-- Begin Supplied entries --

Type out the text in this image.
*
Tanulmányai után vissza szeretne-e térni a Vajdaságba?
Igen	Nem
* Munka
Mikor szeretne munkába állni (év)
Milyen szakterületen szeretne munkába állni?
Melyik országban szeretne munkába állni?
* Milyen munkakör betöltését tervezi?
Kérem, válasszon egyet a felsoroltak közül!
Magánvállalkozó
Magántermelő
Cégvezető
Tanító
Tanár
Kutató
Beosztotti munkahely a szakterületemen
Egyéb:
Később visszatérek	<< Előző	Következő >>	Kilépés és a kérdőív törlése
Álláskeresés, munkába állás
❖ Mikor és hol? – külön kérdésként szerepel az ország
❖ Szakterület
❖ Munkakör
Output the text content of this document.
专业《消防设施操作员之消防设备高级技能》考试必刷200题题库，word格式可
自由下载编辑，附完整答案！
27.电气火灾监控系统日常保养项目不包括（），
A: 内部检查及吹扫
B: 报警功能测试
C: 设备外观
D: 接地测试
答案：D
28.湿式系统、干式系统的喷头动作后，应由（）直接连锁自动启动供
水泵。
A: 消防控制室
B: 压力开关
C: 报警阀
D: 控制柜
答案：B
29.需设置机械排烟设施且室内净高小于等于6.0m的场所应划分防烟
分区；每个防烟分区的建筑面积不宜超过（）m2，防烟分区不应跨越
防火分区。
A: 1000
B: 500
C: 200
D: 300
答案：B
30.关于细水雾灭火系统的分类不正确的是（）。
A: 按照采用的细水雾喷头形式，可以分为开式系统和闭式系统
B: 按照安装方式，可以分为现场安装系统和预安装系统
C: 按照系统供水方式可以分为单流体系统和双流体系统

-- End Supplied entries --

To do
Each entry above is to be set down again in exactly the same words.

Written response
Type out the text in this image.
*
Tanulmányai után vissza szeretne-e térni a Vajdaságba?
Igen	Nem
* Munka
Mikor szeretne munkába állni (év)
Milyen szakterületen szeretne munkába állni?
Melyik országban szeretne munkába állni?
* Milyen munkakör betöltését tervezi?
Kérem, válasszon egyet a felsoroltak közül!
Magánvállalkozó
Magántermelő
Cégvezető
Tanító
Tanár
Kutató
Beosztotti munkahely a szakterületemen
Egyéb:
Később visszatérek	<< Előző	Következő >>	Kilépés és a kérdőív törlése
Álláskeresés, munkába állás
❖ Mikor és hol? – külön kérdésként szerepel az ország
❖ Szakterület
❖ Munkakör
Output the text content of this document.
专业《消防设施操作员之消防设备高级技能》考试必刷200题题库，word格式可
自由下载编辑，附完整答案！
27.电气火灾监控系统日常保养项目不包括（），
A: 内部检查及吹扫
B: 报警功能测试
C: 设备外观
D: 接地测试
答案：D
28.湿式系统、干式系统的喷头动作后，应由（）直接连锁自动启动供
水泵。
A: 消防控制室
B: 压力开关
C: 报警阀
D: 控制柜
答案：B
29.需设置机械排烟设施且室内净高小于等于6.0m的场所应划分防烟
分区；每个防烟分区的建筑面积不宜超过（）m2，防烟分区不应跨越
防火分区。
A: 1000
B: 500
C: 200
D: 300
答案：B
30.关于细水雾灭火系统的分类不正确的是（）。
A: 按照采用的细水雾喷头形式，可以分为开式系统和闭式系统
B: 按照安装方式，可以分为现场安装系统和预安装系统
C: 按照系统供水方式可以分为单流体系统和双流体系统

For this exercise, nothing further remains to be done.